If the primary database utilizes full-text searching, you must consider how you will handle anything relating to full-text after the role change. The issues are pretty straightforward:
Full-text indexes are built as data is inserted into a database. In the event of a catastrophic failure, you cannot even consider moving the index on the primary server to the secondary because it is not available. Even if the primary server were available, what is the state of your secondary database? Is it in the same exact spot, and can you ensure that no changes were made prior to the role change? If the role change is planned and you know the two databases are in exactly the same consistent place, you might be able to copy the full- text index to the secondary. This scenario of a planned role change would also require the following:
The two databases are loaded with the same database identifier (DBID) as the primary.
The catalog must be re-created on the secondary server at least once before the database is loaded in STANDBY or NORECOVERY states. This is required because the MSSearch service places catalog-specific information in the registry when the catalog is rebuilt and repopulated.
Catalog files must be copied only after the MSSearch service is stopped on both machines.
Catalog files must be copied each time the catalog is repopulated or updated and as often as possible when using Change Tracking.

**DATA RECORDS:**
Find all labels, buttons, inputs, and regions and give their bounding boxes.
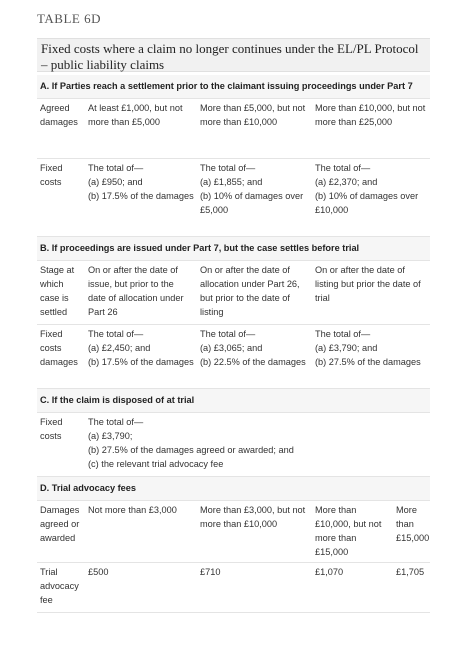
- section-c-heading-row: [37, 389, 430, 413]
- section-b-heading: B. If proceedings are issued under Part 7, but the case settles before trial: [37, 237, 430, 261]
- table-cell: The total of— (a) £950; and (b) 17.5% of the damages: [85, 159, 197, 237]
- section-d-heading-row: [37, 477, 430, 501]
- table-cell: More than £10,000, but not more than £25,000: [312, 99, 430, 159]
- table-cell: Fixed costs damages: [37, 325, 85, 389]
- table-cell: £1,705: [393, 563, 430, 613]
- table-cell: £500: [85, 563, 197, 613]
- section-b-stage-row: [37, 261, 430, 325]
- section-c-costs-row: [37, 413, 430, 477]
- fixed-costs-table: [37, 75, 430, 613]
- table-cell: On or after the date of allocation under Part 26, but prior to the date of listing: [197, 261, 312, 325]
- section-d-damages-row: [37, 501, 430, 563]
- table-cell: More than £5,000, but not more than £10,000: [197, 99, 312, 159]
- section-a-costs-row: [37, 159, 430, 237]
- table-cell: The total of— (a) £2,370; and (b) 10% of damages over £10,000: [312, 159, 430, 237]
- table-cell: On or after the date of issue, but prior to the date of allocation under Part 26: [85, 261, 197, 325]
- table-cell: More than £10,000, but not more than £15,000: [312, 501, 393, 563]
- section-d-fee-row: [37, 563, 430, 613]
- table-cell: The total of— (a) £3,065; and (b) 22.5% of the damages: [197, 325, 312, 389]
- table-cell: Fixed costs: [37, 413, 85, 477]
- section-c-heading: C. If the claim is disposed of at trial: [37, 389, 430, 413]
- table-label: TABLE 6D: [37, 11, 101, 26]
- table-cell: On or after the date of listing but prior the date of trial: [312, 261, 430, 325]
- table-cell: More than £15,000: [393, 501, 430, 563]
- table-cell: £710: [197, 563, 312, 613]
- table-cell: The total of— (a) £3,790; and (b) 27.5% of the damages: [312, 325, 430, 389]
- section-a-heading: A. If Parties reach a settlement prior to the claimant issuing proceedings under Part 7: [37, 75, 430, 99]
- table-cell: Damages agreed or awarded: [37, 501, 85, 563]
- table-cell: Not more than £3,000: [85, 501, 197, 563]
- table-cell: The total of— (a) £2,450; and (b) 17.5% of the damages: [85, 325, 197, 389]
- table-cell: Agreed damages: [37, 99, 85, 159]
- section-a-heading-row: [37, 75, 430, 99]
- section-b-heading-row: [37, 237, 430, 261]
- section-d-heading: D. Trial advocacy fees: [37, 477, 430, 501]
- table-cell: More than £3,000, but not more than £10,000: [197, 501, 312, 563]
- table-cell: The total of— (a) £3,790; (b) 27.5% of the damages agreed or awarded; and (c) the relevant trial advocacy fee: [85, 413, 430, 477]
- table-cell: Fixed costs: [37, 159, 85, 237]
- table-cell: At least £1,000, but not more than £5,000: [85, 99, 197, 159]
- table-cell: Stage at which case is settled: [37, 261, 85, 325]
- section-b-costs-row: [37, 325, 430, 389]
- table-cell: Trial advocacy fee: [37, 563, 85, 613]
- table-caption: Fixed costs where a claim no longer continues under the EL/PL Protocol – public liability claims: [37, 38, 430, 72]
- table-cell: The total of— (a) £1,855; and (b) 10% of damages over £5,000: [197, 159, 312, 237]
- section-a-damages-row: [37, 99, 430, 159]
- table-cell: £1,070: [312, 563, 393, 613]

**REQUESTS:**
**A)** In the passage on full-text searching after a role change, when may catalog files be copied in relation to the MSSearch service?
**B)** Write the next part of the passage on full-text searching after a role change, starting after its final sentence.
The material has nothing to do with the passage on full-text searching after a role change.

**THE RESPONSES:**
**A)** Only after the MSSearch service is stopped on both machines.

**B)**
Copying the registry entries mentioned earlier might make the MSSearch service unusable, so they should not be modified.
The steps to do this are listed below. The only steps that you would need to perform (once you establish the backup of the database and the DBID) when using Change Tracking are Steps 4, 5, and 6. These should be performed as often as possible because all the changes made to the full-text catalogs are in files in the FTDATA folder. To roll these changes to the secondary server in log shipping, you need to copy these files over to the secondary machine at regular intervals.
Stopping and starting MSSearch could cause an availability problem from an application perspective and cause perceived unavailability or downtime of your application. Do this with caution after making the proper risk assessment of your business.
Create and populate the full-text catalog on the primary machine.
Back up the primary database.
Restore the primary database on the secondary server. The DBID has to be the same. Follow the procedure in Knowledge Base article 240867, INF: How to Move, Copy, and Back Up Full-Text Catalog Folders and Files, to restore a database with the same DBID.
Stop the MSSearch service on both the primary and secondary servers.
Copy the SQL xxxxxyyyyy folder under FTDATA over to the location on the secondary server.
Restart the MSSearch service.
Re-create and repopulate the catalogs on the secondary database.
Restore the database backup using the STANDBY option and a .tuf file extension.
Run the wizard and select the existing database restored in Step 7.
Select the appropriate settings for log shipping.
Create a scheduled job to stop MSSearch, copy the catalog files from the FTDATA folder over to the secondary machine, and restart the MSSearch service.
You cannot take a copy of an older full-text index and apply it to a database that is out of sync with that copy. Although it might seem to work for a while, you will eventually encounter problems. This is not supported or recommended.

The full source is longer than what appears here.